• [To be done] Each line in the entries below that holds the string "this" is to be listed.

---+---

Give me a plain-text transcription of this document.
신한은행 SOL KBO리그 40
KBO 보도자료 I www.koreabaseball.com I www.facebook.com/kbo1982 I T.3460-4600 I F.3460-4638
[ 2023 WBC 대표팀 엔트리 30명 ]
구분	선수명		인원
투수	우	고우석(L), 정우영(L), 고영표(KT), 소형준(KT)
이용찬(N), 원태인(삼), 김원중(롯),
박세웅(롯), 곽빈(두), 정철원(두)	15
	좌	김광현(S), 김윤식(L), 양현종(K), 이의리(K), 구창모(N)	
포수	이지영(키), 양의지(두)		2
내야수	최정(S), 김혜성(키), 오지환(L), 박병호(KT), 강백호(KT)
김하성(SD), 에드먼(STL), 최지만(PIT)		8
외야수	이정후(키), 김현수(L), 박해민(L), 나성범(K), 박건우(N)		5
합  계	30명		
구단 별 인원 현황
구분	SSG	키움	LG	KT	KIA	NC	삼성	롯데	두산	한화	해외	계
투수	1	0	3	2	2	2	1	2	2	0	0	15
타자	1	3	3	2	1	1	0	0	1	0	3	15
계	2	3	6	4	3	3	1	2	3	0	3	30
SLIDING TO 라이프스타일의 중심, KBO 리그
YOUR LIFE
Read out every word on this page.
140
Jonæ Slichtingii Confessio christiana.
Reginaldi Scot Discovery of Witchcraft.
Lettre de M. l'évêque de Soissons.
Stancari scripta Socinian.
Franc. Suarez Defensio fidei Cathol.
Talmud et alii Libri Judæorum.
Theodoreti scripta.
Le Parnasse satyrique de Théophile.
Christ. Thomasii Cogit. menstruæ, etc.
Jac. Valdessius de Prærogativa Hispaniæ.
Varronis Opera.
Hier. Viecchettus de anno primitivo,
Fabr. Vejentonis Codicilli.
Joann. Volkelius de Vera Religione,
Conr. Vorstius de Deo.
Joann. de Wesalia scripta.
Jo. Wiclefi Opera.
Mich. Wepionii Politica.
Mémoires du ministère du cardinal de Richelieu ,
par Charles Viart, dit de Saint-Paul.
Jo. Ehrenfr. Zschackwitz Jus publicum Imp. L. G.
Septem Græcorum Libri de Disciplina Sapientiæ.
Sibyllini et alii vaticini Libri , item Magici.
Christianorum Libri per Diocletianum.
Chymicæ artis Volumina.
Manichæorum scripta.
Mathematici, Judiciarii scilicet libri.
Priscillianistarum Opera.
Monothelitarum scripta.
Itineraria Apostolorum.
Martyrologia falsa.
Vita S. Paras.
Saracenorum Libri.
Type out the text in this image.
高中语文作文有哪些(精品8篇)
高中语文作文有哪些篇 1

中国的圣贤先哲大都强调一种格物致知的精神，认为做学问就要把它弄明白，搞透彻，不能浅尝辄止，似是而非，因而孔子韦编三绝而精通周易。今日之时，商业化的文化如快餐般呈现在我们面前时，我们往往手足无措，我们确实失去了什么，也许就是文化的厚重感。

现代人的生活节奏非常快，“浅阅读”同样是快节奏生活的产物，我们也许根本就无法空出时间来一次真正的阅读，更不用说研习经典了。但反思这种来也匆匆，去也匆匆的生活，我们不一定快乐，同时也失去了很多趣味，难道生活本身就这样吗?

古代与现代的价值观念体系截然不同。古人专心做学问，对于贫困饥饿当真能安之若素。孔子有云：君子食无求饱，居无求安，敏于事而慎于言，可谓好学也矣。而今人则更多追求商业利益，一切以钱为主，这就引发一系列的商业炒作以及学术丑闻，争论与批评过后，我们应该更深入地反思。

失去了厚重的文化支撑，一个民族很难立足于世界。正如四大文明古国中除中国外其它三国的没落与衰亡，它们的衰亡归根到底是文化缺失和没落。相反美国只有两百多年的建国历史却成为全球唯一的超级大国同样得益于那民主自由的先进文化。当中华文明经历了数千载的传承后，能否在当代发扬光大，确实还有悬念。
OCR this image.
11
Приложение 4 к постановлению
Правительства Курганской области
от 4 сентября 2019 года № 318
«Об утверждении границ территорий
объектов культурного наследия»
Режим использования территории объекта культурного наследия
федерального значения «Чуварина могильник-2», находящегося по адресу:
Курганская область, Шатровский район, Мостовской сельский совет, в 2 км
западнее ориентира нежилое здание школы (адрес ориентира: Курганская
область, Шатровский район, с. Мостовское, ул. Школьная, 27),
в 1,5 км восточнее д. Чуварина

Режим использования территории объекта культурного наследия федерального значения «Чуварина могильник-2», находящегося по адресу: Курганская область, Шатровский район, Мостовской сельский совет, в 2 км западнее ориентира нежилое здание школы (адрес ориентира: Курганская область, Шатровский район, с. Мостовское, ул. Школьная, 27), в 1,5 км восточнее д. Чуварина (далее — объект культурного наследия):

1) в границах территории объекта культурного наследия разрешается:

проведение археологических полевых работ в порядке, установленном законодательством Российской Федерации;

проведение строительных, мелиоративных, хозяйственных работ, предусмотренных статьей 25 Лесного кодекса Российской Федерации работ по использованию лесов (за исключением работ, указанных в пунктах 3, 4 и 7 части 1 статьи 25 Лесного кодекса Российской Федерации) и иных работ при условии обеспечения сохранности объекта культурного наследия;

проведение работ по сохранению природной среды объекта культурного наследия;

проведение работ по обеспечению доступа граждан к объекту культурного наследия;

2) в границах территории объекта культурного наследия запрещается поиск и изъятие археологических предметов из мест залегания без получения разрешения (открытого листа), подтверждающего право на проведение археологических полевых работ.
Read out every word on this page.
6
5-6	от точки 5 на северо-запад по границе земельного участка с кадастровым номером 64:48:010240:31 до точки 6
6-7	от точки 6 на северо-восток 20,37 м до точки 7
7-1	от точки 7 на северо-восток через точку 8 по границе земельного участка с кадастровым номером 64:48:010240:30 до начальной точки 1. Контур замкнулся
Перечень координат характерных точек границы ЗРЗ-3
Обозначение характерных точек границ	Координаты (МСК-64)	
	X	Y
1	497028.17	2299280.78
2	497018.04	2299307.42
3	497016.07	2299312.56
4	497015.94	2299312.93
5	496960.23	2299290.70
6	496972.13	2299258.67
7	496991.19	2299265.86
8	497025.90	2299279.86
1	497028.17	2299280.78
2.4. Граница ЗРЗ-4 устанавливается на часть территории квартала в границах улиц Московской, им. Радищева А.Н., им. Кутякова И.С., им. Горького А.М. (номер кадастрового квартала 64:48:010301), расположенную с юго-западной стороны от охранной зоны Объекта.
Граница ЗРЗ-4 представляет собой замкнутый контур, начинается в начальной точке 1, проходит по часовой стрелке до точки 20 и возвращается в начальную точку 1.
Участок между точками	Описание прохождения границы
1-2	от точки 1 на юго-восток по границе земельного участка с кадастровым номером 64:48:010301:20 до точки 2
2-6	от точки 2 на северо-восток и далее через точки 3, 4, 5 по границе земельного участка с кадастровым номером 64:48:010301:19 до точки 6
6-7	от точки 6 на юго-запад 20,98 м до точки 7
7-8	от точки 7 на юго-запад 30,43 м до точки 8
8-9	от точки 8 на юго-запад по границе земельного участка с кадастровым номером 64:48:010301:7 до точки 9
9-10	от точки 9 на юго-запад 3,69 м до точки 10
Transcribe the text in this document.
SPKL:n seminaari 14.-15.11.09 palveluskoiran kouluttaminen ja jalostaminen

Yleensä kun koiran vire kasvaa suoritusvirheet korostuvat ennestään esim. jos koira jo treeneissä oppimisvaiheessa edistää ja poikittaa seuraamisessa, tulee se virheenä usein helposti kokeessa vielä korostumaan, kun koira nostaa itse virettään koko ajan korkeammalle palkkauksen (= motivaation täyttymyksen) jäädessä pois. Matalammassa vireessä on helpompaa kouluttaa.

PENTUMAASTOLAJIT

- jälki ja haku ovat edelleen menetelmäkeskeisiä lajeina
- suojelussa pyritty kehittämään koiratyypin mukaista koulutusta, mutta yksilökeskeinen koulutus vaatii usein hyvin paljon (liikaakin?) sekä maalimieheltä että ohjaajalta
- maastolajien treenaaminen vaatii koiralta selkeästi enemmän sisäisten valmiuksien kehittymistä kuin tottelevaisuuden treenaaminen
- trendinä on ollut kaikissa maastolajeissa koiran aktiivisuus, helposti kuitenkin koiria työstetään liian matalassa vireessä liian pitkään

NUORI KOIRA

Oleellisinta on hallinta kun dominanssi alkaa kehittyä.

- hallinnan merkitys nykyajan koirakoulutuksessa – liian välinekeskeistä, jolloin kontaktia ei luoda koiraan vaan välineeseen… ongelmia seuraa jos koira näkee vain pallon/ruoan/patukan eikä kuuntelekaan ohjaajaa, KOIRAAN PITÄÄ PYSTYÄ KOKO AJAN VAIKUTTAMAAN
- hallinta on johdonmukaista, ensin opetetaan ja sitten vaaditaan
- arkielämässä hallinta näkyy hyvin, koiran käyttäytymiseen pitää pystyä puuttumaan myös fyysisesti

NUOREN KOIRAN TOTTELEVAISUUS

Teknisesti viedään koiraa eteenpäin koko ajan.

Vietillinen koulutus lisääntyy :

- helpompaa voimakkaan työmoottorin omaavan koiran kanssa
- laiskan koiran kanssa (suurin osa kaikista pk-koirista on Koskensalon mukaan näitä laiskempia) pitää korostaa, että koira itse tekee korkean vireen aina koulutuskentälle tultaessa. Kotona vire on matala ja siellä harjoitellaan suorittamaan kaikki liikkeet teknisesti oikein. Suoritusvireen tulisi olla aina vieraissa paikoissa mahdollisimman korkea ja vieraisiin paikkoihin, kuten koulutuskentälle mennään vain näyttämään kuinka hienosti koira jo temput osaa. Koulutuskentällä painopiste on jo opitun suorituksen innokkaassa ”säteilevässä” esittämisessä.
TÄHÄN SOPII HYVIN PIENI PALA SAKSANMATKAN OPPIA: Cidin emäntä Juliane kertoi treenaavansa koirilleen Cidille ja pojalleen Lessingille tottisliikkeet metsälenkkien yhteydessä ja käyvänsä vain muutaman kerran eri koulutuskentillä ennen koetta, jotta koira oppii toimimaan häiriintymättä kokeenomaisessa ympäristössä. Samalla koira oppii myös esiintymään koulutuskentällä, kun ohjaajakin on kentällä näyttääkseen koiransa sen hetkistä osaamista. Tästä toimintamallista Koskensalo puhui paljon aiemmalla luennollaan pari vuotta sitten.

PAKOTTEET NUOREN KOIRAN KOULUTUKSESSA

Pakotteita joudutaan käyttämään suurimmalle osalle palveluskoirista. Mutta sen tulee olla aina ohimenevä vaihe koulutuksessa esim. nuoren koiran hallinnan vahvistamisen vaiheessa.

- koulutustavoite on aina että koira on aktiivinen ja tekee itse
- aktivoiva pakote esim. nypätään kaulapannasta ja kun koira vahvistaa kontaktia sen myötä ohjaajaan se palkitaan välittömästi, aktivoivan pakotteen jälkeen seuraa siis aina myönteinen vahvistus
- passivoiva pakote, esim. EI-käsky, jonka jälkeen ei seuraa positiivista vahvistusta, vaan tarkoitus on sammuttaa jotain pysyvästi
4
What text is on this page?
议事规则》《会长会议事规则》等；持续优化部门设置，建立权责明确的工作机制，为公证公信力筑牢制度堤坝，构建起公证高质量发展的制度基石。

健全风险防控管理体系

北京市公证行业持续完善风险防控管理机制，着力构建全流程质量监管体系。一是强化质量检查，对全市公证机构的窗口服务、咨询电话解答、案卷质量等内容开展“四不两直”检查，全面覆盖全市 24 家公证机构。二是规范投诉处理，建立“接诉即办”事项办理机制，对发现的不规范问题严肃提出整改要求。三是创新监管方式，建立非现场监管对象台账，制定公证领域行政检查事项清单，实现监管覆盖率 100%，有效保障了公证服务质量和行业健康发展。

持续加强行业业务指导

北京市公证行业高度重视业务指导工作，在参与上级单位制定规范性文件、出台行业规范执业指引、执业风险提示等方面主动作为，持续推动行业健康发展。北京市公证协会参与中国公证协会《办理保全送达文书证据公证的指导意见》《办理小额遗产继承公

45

---+---

• [Output below]
Give me a plain-text transcription of this document.
Read out every word on this page.
Type out the text in this image.
OCR this image.
Read out every word on this page.
Transcribe the text in this document.
What text is on this page?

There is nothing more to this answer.